(The exercise):
Which lines hold the word "Latitude"? Copy each of them from the material.

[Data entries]
--- Begin ---

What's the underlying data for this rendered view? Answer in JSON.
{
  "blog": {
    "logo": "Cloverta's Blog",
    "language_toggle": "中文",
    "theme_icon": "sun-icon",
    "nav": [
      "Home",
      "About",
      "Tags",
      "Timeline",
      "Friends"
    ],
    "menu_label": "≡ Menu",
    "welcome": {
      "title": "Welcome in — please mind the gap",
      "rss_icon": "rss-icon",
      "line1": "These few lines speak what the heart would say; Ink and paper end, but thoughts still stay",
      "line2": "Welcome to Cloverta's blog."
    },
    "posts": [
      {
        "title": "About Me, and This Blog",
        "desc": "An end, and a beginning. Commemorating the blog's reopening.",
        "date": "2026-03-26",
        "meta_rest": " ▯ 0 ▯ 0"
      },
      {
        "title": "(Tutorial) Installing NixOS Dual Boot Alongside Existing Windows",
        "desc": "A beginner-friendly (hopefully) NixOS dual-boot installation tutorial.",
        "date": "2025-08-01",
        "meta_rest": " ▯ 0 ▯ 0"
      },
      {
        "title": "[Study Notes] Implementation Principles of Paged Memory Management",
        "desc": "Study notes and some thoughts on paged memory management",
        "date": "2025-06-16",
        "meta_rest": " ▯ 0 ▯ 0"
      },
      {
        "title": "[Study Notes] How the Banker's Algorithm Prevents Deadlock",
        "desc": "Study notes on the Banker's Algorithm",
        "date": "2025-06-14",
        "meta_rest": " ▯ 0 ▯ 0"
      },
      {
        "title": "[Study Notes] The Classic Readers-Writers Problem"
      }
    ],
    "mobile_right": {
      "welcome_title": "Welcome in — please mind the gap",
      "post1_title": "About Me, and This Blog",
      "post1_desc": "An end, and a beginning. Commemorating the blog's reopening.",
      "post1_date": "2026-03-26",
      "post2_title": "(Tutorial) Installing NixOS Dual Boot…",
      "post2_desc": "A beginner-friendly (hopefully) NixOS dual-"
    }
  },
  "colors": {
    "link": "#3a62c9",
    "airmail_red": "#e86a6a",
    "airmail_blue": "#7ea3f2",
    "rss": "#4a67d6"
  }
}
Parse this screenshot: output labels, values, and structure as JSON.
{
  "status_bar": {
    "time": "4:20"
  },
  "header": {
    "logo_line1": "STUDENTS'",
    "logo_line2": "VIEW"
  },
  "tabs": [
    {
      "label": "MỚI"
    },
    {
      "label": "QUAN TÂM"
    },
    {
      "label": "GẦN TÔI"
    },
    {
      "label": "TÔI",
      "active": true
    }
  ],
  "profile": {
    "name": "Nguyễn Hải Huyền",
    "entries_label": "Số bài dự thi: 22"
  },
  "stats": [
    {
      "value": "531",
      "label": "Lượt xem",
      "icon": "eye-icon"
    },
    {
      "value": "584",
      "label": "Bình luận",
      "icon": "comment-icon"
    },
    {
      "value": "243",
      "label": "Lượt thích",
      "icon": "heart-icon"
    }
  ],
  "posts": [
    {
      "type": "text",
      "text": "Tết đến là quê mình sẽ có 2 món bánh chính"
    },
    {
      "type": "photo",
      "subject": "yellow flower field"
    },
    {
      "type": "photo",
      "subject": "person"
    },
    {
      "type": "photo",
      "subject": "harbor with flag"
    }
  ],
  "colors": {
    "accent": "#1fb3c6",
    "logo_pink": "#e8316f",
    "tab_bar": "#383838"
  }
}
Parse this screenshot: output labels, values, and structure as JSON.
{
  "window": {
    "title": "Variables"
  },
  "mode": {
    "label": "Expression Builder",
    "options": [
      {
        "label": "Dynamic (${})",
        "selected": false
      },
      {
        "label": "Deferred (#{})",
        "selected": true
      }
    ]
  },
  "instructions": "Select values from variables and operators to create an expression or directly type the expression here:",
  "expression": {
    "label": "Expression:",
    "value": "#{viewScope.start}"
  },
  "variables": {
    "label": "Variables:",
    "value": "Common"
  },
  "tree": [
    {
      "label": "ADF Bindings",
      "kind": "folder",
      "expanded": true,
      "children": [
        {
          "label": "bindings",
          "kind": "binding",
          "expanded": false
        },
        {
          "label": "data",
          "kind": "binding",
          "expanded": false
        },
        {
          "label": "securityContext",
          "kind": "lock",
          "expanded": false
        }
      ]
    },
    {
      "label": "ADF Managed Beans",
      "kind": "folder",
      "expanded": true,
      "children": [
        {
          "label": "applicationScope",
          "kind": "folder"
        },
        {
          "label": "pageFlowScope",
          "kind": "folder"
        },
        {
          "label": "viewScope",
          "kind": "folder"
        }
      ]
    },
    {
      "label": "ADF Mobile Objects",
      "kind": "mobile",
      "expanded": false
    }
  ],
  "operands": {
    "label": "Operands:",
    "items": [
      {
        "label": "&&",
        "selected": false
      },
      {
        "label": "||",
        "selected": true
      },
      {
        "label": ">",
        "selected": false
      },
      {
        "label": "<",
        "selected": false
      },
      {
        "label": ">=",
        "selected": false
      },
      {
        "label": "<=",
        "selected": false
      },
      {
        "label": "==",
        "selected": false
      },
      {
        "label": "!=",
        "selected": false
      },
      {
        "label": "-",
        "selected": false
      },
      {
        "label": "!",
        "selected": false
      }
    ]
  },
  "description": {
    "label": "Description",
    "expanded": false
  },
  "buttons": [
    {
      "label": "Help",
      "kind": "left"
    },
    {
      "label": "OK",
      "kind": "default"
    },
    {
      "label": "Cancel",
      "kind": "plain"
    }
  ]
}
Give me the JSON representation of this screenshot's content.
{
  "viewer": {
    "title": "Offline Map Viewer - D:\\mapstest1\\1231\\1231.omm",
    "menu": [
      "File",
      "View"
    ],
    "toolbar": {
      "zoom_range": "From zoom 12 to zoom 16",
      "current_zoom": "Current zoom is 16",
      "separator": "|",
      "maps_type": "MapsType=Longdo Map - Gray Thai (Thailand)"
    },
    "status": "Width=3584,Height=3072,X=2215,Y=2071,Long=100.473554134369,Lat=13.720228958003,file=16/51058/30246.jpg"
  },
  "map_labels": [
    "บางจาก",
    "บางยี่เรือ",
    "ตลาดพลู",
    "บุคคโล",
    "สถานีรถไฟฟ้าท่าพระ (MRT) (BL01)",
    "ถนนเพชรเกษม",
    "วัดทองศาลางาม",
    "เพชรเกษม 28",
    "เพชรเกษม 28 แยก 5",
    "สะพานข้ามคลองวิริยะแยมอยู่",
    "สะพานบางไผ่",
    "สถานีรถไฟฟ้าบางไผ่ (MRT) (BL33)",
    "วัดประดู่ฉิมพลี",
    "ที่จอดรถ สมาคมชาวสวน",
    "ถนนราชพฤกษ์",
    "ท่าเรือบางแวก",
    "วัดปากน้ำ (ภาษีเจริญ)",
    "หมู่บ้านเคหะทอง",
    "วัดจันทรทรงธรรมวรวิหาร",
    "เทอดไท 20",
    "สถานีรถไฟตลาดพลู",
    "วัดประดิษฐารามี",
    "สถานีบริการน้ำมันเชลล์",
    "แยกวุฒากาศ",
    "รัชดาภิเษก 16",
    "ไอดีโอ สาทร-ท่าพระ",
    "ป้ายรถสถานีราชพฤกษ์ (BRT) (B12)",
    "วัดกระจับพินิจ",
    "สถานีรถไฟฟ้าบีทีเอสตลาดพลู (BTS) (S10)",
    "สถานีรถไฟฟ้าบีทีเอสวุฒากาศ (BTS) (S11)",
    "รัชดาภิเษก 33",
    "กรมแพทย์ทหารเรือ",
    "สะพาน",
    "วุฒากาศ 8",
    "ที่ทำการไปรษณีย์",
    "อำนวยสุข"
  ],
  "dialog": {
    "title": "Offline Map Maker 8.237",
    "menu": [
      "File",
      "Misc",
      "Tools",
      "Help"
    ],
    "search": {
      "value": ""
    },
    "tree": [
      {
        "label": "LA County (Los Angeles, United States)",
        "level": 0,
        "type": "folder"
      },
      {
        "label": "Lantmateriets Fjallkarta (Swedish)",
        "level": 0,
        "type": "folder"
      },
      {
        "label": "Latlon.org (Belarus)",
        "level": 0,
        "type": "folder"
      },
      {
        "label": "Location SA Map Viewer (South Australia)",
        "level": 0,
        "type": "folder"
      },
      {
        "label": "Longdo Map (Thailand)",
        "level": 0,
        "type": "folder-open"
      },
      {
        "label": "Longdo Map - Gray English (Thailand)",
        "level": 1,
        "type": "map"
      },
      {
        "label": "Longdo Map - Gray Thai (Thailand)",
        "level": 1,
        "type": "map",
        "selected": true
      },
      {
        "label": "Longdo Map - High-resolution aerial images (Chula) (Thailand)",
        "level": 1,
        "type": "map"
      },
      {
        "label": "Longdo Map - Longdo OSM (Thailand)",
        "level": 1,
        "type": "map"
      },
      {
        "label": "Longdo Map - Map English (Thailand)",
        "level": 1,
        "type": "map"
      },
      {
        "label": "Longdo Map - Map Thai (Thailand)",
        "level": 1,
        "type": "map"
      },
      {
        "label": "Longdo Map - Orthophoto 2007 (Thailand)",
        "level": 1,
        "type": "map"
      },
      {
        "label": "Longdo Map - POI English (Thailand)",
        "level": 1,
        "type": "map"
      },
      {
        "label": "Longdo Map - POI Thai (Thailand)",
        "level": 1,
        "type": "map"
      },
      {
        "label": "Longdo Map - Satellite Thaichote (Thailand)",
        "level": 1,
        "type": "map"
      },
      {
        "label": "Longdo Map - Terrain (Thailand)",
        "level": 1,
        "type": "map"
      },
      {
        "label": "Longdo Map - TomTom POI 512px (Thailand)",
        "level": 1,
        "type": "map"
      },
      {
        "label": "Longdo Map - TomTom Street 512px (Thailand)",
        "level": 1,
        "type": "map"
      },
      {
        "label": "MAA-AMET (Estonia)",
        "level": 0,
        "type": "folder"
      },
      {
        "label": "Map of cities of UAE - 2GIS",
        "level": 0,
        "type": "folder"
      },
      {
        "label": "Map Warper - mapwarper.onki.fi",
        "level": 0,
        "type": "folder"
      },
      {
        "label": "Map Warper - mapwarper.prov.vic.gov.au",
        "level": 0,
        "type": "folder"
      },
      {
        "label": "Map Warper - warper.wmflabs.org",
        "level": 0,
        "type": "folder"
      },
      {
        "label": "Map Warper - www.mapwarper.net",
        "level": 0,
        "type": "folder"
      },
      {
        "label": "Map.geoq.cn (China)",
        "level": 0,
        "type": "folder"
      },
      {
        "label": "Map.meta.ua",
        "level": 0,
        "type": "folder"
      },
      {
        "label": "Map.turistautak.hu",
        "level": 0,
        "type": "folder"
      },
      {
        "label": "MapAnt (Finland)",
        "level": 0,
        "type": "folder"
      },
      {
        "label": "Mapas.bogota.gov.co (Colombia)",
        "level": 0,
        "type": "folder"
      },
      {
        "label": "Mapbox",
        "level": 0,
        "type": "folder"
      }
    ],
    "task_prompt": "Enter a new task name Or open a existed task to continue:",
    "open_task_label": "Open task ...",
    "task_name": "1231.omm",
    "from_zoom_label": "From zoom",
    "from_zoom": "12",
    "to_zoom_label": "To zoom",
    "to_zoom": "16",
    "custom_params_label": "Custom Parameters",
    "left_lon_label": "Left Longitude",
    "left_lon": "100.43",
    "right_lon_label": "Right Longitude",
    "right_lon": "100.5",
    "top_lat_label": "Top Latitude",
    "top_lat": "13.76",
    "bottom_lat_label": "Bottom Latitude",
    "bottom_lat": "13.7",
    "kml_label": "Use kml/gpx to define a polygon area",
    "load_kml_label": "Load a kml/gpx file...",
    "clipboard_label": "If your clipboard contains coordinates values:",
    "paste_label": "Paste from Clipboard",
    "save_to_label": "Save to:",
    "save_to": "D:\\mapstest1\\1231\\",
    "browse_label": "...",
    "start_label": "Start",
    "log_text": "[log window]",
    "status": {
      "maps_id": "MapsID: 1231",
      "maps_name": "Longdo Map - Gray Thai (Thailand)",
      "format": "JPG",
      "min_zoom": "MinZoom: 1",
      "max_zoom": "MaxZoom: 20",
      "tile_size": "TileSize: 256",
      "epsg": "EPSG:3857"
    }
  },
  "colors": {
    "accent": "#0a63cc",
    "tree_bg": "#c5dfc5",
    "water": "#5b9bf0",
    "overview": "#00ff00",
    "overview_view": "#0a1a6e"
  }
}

--- End ---

(Task result):
    "top_lat_label": "Top Latitude",
    "bottom_lat_label": "Bottom Latitude",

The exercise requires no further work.